### Task brief:
Pull out every line of the listing below where "this" appears.

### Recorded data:
────────────────

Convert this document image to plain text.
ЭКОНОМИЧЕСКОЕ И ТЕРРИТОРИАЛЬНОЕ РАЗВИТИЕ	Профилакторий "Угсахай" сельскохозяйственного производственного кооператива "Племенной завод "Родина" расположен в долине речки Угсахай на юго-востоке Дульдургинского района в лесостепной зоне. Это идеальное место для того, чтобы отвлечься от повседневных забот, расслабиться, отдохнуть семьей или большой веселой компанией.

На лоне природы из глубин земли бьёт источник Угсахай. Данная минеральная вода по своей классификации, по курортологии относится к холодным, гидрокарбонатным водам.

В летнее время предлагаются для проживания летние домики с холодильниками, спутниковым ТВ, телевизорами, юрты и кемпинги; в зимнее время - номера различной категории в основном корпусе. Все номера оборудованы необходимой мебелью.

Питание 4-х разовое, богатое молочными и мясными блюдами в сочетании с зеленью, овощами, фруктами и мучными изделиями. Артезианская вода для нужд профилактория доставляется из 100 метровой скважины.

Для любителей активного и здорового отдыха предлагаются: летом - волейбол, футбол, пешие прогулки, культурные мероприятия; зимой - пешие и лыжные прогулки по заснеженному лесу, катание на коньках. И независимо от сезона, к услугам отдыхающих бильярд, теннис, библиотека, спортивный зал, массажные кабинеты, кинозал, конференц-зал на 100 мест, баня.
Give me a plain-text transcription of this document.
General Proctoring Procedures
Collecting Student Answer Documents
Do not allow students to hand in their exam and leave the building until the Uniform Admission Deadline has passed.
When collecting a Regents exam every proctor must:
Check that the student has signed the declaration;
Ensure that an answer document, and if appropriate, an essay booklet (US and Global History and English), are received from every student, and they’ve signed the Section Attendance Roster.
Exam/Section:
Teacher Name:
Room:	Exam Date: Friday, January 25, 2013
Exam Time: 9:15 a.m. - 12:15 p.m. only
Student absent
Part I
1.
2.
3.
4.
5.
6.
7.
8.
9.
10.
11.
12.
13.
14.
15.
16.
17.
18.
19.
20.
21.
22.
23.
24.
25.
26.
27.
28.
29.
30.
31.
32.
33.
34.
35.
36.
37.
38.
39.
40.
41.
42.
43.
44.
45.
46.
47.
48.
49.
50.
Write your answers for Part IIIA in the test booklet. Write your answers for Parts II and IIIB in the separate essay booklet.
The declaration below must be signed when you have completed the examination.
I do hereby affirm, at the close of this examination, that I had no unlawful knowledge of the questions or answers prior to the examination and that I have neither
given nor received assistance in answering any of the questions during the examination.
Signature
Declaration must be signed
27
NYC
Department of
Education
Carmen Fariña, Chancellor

────────────────

### Solution to the exercise:
Convert this document image to plain text.
Give me a plain-text transcription of this document.
I do hereby affirm, at the close of this examination, that I had no unlawful knowledge of the questions or answers prior to the examination and that I have neither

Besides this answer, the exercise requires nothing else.